[Entries with figure data]
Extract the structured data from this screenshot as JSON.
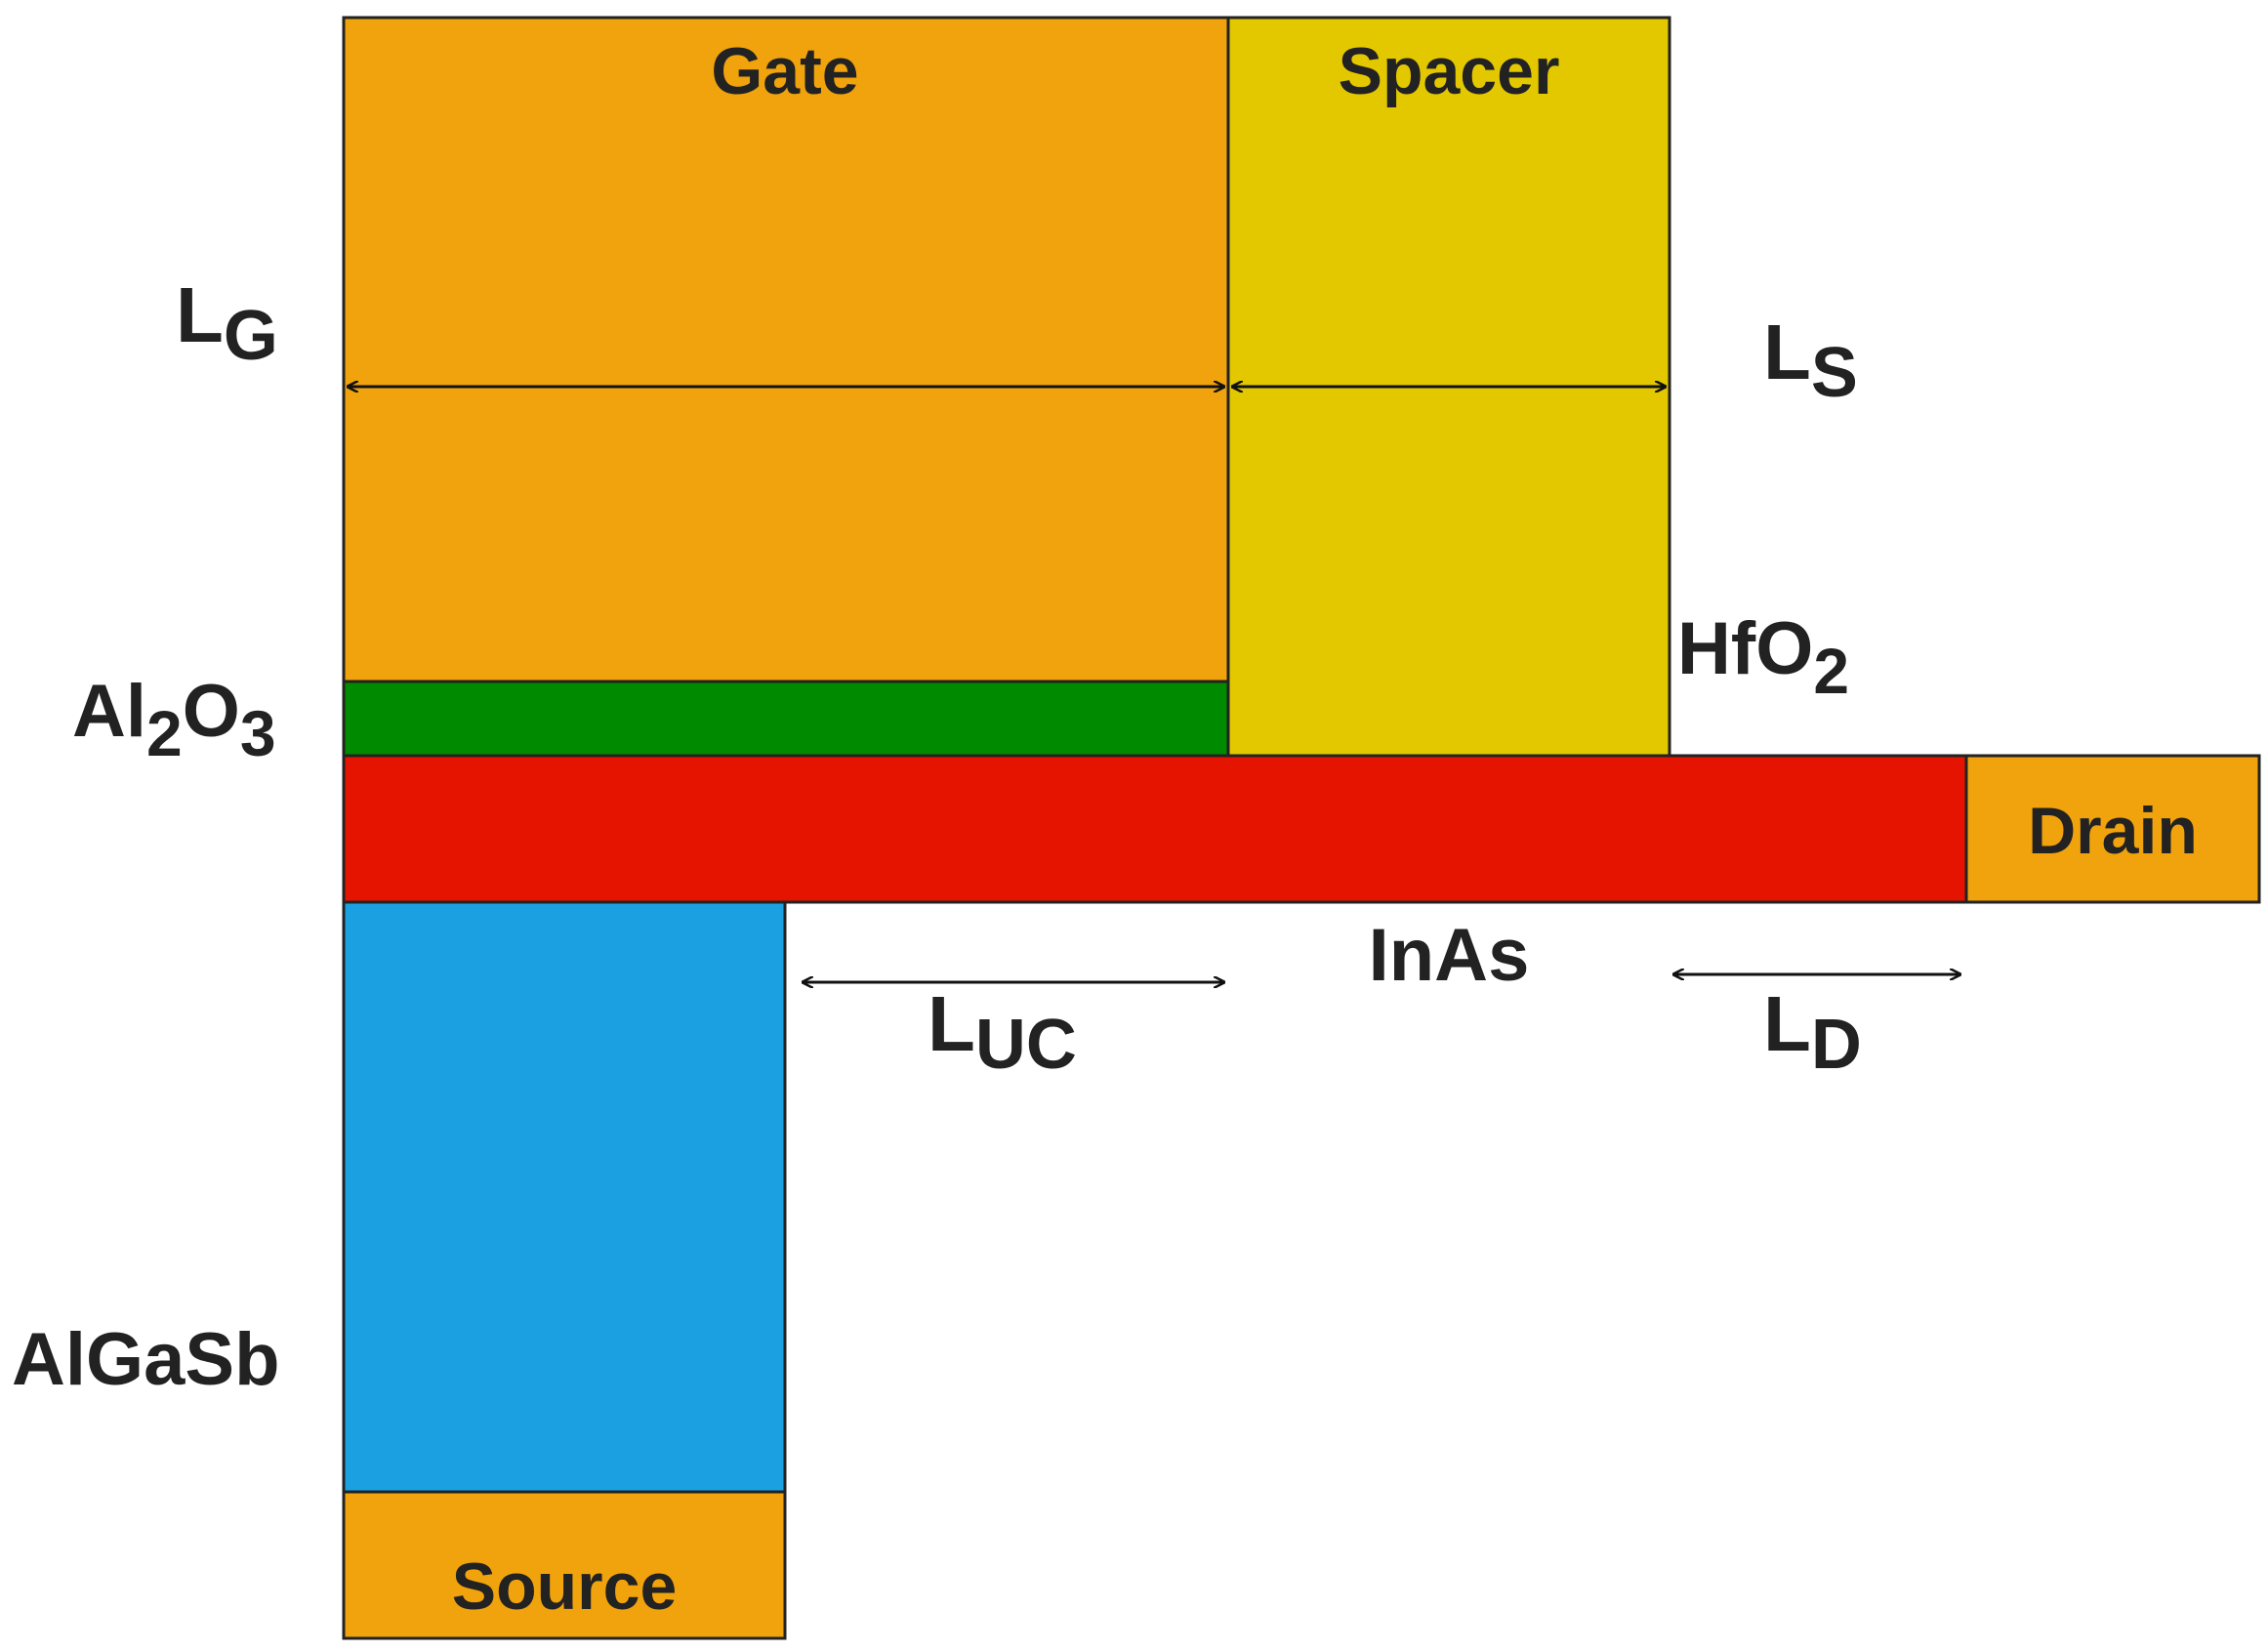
{
  "colors": {
    "gate": "#F0A30C",
    "spacer": "#E3C800",
    "oxide": "#008A00",
    "channel": "#E51400",
    "source_region": "#1BA1E2",
    "contact": "#F0A30C"
  },
  "regions": {
    "gate": "Gate",
    "spacer": "Spacer",
    "drain": "Drain",
    "source": "Source"
  },
  "materials": {
    "channel": "InAs",
    "source_material": "AlGaSb",
    "gate_oxide": {
      "base1": "Al",
      "sub1": "2",
      "base2": "O",
      "sub2": "3"
    },
    "spacer_oxide": {
      "base": "HfO",
      "sub": "2"
    }
  },
  "dimensions": {
    "gate_length": {
      "base": "L",
      "sub": "G"
    },
    "spacer_length": {
      "base": "L",
      "sub": "S"
    },
    "underlap_length": {
      "base": "L",
      "sub": "UC"
    },
    "drain_length": {
      "base": "L",
      "sub": "D"
    }
  }
}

**Written task**
The records above must be transcribed exactly. Pictures are left out of the copy.

**Output for this task**
Extract the structured data from this screenshot as JSON.
{
  "colors": {
    "gate": "#F0A30C",
    "spacer": "#E3C800",
    "oxide": "#008A00",
    "channel": "#E51400",
    "source_region": "#1BA1E2",
    "contact": "#F0A30C"
  },
  "regions": {
    "gate": "Gate",
    "spacer": "Spacer",
    "drain": "Drain",
    "source": "Source"
  },
  "materials": {
    "channel": "InAs",
    "source_material": "AlGaSb",
    "gate_oxide": {
      "base1": "Al",
      "sub1": "2",
      "base2": "O",
      "sub2": "3"
    },
    "spacer_oxide": {
      "base": "HfO",
      "sub": "2"
    }
  },
  "dimensions": {
    "gate_length": {
      "base": "L",
      "sub": "G"
    },
    "spacer_length": {
      "base": "L",
      "sub": "S"
    },
    "underlap_length": {
      "base": "L",
      "sub": "UC"
    },
    "drain_length": {
      "base": "L",
      "sub": "D"
    }
  }
}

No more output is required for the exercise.